#### Exercise task:
Quote all of the data below exactly, please.

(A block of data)
..............................

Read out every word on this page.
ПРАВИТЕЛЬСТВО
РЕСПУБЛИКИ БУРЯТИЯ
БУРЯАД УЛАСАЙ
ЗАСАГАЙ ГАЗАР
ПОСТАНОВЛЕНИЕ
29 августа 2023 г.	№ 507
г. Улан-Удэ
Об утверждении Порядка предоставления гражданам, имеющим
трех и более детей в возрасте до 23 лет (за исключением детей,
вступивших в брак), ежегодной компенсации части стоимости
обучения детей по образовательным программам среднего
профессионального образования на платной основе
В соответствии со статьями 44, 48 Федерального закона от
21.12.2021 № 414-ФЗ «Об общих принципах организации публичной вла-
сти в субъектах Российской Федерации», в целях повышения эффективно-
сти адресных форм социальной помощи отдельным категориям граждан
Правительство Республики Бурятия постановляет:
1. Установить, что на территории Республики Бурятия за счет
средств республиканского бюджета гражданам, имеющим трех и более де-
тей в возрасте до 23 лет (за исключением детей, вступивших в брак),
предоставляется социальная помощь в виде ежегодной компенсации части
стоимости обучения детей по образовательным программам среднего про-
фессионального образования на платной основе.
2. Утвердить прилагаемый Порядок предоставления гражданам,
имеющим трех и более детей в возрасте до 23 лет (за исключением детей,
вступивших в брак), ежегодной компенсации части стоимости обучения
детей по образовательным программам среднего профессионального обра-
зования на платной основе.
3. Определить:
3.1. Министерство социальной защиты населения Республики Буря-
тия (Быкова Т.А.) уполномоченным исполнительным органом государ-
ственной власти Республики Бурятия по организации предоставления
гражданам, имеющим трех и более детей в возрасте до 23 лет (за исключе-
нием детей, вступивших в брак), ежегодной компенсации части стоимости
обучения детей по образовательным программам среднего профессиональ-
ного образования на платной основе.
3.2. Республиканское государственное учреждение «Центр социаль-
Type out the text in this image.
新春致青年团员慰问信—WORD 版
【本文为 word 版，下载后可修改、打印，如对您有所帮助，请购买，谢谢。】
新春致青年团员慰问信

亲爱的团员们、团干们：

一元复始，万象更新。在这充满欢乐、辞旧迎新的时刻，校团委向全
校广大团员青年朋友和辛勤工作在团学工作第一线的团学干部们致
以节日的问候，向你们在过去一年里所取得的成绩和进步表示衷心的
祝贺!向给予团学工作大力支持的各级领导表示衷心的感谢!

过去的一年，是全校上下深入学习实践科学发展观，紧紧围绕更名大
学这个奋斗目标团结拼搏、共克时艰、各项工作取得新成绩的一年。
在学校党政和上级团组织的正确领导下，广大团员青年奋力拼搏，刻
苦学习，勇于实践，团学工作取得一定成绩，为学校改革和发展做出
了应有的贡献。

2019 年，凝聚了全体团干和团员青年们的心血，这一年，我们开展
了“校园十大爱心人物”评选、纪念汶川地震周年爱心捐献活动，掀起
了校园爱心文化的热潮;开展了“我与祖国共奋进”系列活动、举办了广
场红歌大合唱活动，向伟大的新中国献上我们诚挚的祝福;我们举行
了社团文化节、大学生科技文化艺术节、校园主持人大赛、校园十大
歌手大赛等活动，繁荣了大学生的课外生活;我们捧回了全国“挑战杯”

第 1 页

..............................

#### Problem solution:
Read out every word on this page.
ПРАВИТЕЛЬСТВО
РЕСПУБЛИКИ БУРЯТИЯ
БУРЯАД УЛАСАЙ
ЗАСАГАЙ ГАЗАР
ПОСТАНОВЛЕНИЕ
29 августа 2023 г.	№ 507
г. Улан-Удэ
Об утверждении Порядка предоставления гражданам, имеющим
трех и более детей в возрасте до 23 лет (за исключением детей,
вступивших в брак), ежегодной компенсации части стоимости
обучения детей по образовательным программам среднего
профессионального образования на платной основе
В соответствии со статьями 44, 48 Федерального закона от
21.12.2021 № 414-ФЗ «Об общих принципах организации публичной вла-
сти в субъектах Российской Федерации», в целях повышения эффективно-
сти адресных форм социальной помощи отдельным категориям граждан
Правительство Республики Бурятия постановляет:
1. Установить, что на территории Республики Бурятия за счет
средств республиканского бюджета гражданам, имеющим трех и более де-
тей в возрасте до 23 лет (за исключением детей, вступивших в брак),
предоставляется социальная помощь в виде ежегодной компенсации части
стоимости обучения детей по образовательным программам среднего про-
фессионального образования на платной основе.
2. Утвердить прилагаемый Порядок предоставления гражданам,
имеющим трех и более детей в возрасте до 23 лет (за исключением детей,
вступивших в брак), ежегодной компенсации части стоимости обучения
детей по образовательным программам среднего профессионального обра-
зования на платной основе.
3. Определить:
3.1. Министерство социальной защиты населения Республики Буря-
тия (Быкова Т.А.) уполномоченным исполнительным органом государ-
ственной власти Республики Бурятия по организации предоставления
гражданам, имеющим трех и более детей в возрасте до 23 лет (за исключе-
нием детей, вступивших в брак), ежегодной компенсации части стоимости
обучения детей по образовательным программам среднего профессиональ-
ного образования на платной основе.
3.2. Республиканское государственное учреждение «Центр социаль-
Type out the text in this image.
新春致青年团员慰问信—WORD 版
【本文为 word 版，下载后可修改、打印，如对您有所帮助，请购买，谢谢。】
新春致青年团员慰问信

亲爱的团员们、团干们：

一元复始，万象更新。在这充满欢乐、辞旧迎新的时刻，校团委向全
校广大团员青年朋友和辛勤工作在团学工作第一线的团学干部们致
以节日的问候，向你们在过去一年里所取得的成绩和进步表示衷心的
祝贺!向给予团学工作大力支持的各级领导表示衷心的感谢!

过去的一年，是全校上下深入学习实践科学发展观，紧紧围绕更名大
学这个奋斗目标团结拼搏、共克时艰、各项工作取得新成绩的一年。
在学校党政和上级团组织的正确领导下，广大团员青年奋力拼搏，刻
苦学习，勇于实践，团学工作取得一定成绩，为学校改革和发展做出
了应有的贡献。

2019 年，凝聚了全体团干和团员青年们的心血，这一年，我们开展
了“校园十大爱心人物”评选、纪念汶川地震周年爱心捐献活动，掀起
了校园爱心文化的热潮;开展了“我与祖国共奋进”系列活动、举办了广
场红歌大合唱活动，向伟大的新中国献上我们诚挚的祝福;我们举行
了社团文化节、大学生科技文化艺术节、校园主持人大赛、校园十大
歌手大赛等活动，繁荣了大学生的课外生活;我们捧回了全国“挑战杯”

第 1 页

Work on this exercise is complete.